— BEGIN SUPPLIED RECORDS —

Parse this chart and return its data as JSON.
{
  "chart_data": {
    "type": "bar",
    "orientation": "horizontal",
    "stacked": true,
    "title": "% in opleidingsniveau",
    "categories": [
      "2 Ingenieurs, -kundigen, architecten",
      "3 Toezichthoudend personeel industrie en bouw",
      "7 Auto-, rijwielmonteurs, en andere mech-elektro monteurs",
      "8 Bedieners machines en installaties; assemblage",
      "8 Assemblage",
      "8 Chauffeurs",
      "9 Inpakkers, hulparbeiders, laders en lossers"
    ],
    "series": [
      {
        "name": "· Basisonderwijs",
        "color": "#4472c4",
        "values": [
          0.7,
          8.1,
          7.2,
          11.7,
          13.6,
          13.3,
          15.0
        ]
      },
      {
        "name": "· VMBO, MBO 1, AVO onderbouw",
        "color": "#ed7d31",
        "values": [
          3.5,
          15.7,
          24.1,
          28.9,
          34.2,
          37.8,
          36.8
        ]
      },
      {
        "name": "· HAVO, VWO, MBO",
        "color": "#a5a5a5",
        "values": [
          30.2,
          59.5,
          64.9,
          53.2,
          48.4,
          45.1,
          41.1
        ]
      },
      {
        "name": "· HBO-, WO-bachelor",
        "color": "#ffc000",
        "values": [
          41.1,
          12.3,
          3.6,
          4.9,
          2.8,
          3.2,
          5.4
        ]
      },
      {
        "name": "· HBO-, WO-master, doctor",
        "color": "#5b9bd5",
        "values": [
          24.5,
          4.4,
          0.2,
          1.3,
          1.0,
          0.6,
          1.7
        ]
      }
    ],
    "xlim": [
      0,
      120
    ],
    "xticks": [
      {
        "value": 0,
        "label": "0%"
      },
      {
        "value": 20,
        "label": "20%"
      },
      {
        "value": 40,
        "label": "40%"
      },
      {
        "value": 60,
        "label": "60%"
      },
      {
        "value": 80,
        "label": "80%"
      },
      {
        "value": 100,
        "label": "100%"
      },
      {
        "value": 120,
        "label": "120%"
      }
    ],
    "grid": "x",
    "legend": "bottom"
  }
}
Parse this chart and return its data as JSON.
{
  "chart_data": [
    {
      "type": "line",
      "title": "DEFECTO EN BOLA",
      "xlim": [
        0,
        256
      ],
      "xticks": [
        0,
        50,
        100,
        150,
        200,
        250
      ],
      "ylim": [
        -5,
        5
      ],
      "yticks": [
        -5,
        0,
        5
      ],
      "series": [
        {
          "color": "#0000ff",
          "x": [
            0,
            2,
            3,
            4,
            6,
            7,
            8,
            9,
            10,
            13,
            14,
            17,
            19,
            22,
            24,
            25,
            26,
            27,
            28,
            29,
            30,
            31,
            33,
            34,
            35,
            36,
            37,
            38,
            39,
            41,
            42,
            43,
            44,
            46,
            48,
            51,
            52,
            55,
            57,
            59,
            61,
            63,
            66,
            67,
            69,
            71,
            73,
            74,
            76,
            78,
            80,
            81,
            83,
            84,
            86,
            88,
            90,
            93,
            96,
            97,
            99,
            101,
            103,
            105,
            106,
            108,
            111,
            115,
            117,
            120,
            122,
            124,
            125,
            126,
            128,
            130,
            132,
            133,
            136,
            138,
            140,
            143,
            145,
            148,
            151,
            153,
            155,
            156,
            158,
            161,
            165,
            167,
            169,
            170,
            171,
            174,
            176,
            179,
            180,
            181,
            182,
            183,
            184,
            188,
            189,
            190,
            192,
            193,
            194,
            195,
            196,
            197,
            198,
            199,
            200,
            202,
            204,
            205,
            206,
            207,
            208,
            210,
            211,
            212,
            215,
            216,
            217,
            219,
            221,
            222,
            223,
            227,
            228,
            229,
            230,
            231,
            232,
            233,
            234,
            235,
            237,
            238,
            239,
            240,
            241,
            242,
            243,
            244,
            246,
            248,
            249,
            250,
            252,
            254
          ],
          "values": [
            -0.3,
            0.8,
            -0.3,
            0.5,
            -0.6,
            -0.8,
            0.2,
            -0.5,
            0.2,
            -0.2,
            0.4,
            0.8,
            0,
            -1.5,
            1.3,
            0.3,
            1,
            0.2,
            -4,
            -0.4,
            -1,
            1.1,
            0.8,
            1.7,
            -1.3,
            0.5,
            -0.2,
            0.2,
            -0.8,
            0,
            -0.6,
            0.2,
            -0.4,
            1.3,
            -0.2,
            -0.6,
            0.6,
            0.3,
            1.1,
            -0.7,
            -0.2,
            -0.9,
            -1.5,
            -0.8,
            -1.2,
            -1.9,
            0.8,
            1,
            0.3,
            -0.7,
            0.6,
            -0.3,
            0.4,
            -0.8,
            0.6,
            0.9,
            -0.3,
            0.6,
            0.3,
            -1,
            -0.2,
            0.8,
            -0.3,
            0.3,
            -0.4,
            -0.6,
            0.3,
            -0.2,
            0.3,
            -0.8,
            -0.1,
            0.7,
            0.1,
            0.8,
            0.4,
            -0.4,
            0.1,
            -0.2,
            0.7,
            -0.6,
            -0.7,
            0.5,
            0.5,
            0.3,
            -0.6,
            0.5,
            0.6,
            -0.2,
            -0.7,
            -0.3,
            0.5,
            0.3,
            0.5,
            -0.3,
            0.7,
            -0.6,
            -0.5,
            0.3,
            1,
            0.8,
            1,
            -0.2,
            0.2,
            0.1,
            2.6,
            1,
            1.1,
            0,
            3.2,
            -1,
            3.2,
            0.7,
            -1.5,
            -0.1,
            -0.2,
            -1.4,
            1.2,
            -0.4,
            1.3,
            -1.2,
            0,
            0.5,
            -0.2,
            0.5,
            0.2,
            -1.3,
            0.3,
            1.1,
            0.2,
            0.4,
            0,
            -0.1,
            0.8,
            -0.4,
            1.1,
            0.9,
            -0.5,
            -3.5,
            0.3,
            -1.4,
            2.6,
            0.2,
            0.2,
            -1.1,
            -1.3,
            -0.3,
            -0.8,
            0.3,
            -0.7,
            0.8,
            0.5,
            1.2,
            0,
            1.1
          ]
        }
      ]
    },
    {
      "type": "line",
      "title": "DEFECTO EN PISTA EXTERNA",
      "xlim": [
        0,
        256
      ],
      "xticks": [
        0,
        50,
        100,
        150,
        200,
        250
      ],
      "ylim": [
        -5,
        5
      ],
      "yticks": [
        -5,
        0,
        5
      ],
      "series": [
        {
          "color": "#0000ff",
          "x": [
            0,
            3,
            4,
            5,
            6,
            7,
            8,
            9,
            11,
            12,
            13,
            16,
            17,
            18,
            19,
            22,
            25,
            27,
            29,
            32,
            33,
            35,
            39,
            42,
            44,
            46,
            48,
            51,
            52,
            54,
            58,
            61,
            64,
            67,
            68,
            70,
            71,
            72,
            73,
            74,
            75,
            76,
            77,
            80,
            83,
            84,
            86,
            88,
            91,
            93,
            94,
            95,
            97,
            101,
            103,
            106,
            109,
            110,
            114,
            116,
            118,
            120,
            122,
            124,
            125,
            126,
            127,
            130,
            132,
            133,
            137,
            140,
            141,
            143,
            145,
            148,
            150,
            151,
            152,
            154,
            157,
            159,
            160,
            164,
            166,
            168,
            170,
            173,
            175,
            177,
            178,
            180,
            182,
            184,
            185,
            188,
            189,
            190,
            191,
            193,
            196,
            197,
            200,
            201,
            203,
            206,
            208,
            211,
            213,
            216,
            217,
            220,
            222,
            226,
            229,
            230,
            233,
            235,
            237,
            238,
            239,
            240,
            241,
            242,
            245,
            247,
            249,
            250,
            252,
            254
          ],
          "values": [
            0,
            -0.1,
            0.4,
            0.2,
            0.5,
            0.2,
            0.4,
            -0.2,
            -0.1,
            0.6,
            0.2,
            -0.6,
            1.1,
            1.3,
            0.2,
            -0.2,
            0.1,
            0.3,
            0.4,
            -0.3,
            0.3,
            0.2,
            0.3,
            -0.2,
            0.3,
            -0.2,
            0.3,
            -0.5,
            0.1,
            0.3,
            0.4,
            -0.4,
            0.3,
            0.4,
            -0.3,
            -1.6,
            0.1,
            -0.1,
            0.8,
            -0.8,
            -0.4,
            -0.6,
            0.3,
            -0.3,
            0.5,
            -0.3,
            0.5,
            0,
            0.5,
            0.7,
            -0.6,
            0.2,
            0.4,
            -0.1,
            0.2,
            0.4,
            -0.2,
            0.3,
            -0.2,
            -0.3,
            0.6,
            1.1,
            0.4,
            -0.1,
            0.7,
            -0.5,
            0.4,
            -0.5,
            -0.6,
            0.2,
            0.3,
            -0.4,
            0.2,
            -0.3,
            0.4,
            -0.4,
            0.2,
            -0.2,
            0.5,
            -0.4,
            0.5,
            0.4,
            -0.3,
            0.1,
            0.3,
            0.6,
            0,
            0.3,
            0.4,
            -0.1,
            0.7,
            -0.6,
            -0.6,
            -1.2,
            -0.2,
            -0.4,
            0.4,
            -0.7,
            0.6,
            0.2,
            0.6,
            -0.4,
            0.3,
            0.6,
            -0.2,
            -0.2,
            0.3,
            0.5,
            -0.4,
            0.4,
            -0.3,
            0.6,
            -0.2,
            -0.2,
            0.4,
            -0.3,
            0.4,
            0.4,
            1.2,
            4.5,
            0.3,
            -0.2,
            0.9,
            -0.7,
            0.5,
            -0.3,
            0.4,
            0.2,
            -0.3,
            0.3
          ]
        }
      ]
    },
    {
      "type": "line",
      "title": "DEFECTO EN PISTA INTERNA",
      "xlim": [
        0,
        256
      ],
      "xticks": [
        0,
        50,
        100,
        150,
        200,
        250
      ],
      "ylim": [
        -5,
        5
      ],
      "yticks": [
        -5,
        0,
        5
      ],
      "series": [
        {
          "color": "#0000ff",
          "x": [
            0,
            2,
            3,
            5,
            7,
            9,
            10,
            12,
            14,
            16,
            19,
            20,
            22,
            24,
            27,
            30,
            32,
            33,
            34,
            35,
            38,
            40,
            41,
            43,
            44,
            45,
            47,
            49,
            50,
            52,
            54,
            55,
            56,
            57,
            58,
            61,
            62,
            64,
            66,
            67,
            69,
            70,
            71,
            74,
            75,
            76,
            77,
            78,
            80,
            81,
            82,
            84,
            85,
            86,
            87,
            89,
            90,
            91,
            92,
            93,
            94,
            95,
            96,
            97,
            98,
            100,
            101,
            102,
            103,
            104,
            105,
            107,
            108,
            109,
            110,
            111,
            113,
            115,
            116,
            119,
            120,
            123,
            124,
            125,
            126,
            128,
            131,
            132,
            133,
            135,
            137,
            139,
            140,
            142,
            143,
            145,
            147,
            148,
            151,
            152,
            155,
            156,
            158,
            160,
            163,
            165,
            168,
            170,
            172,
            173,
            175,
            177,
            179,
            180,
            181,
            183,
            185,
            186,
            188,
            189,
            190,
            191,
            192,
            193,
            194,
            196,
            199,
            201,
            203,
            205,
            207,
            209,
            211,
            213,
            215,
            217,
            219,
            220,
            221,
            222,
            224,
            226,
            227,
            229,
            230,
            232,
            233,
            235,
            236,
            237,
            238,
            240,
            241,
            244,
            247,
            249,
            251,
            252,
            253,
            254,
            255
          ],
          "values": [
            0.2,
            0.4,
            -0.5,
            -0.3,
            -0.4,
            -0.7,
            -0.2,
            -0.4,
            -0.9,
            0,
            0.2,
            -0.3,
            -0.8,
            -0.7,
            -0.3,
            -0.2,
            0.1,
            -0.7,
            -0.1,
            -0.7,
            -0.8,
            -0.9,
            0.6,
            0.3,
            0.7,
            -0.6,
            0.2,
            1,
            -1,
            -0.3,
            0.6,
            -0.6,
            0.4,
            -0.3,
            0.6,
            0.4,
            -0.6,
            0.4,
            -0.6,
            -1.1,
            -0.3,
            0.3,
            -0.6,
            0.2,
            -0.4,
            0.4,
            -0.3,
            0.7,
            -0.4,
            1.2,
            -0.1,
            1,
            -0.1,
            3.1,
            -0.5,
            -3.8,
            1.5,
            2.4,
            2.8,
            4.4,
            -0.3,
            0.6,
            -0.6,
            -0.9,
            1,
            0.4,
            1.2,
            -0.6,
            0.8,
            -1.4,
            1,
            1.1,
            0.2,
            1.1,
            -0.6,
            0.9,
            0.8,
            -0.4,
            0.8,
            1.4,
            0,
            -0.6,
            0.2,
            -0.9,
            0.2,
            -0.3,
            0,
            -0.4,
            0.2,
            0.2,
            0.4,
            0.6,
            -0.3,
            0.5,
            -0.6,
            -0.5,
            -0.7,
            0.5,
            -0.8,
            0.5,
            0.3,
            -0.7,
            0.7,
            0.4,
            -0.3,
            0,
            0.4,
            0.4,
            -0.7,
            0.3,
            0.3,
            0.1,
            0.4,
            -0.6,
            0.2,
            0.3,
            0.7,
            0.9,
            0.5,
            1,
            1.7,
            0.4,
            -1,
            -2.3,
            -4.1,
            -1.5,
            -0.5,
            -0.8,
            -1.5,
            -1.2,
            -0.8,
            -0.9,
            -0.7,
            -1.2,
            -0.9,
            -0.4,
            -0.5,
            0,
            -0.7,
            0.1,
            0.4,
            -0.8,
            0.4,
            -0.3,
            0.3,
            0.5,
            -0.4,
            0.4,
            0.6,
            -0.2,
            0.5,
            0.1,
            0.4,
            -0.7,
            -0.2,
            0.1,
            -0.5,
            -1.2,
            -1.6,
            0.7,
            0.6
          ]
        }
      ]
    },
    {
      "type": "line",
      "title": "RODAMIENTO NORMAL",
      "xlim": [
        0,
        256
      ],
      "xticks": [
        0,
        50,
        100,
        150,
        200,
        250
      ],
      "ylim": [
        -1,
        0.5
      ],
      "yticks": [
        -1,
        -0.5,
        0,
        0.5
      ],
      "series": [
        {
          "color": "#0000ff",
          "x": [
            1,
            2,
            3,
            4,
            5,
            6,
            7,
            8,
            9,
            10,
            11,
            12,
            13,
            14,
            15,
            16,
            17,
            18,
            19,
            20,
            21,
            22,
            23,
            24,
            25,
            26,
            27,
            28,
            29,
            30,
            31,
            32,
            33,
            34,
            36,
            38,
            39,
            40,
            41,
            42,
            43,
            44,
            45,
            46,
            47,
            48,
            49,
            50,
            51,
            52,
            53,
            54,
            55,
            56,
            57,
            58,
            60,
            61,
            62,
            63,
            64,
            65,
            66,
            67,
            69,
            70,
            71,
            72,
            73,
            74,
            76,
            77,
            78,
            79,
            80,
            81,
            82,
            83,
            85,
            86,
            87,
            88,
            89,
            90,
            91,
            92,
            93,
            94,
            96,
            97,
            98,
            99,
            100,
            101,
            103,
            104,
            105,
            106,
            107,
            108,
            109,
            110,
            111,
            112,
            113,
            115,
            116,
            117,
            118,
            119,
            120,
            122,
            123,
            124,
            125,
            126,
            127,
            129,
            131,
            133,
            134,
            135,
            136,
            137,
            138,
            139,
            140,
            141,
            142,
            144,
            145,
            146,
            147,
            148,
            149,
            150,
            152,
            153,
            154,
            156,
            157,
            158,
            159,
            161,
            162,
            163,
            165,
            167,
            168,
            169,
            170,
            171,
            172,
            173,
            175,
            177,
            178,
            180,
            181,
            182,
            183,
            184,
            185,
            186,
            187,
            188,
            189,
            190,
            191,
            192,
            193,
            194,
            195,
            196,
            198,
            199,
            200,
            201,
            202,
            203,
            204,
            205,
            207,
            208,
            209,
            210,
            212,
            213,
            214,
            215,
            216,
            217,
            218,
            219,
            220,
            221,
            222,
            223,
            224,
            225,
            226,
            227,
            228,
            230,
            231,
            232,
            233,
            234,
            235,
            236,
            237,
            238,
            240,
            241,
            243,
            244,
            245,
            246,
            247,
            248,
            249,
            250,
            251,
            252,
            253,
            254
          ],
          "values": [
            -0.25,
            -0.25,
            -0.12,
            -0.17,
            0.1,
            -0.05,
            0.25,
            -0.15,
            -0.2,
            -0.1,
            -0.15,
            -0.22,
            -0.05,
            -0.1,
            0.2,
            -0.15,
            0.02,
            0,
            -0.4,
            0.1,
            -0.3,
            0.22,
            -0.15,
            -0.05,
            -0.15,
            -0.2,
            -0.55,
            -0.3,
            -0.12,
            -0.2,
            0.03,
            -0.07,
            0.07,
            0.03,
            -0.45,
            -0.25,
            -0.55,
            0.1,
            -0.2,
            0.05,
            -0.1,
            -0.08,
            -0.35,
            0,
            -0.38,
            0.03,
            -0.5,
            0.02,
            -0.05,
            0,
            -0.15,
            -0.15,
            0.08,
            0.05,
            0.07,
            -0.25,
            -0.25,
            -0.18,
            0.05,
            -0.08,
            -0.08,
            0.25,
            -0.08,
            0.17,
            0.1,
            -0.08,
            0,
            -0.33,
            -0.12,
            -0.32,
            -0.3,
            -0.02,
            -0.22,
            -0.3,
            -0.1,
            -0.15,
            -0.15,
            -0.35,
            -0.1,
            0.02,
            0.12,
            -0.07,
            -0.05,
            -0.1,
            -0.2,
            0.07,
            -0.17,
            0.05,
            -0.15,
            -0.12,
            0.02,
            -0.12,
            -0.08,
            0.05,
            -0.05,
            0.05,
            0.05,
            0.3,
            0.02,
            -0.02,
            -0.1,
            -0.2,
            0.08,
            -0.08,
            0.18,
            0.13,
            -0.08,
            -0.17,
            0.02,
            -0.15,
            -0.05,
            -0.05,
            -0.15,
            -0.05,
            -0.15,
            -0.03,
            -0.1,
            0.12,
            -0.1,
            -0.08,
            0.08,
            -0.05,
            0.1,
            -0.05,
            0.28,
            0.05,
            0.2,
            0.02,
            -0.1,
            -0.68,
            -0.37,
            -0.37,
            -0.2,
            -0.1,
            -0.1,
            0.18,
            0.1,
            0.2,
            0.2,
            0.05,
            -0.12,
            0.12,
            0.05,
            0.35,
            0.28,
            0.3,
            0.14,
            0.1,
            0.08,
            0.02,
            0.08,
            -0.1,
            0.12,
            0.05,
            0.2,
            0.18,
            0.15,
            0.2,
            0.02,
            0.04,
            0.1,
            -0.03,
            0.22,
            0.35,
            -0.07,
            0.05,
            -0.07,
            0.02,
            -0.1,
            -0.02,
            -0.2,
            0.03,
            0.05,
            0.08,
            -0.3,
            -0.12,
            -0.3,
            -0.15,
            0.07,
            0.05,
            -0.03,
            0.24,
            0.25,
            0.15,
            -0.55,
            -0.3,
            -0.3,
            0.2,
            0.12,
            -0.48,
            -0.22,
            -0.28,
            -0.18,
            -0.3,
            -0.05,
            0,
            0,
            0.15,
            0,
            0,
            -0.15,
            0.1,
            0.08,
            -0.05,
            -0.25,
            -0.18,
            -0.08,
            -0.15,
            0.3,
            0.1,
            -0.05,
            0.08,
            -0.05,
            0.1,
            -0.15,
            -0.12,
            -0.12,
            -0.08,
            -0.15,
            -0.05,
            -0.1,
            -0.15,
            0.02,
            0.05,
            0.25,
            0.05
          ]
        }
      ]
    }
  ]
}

— END SUPPLIED RECORDS —

● **WRITTEN PROBLEM**:
Show the lines that mention the word "label".

● **WRITTEN SOLUTION**:
        "label": "0%"
        "label": "20%"
        "label": "40%"
        "label": "60%"
        "label": "80%"
        "label": "100%"
        "label": "120%"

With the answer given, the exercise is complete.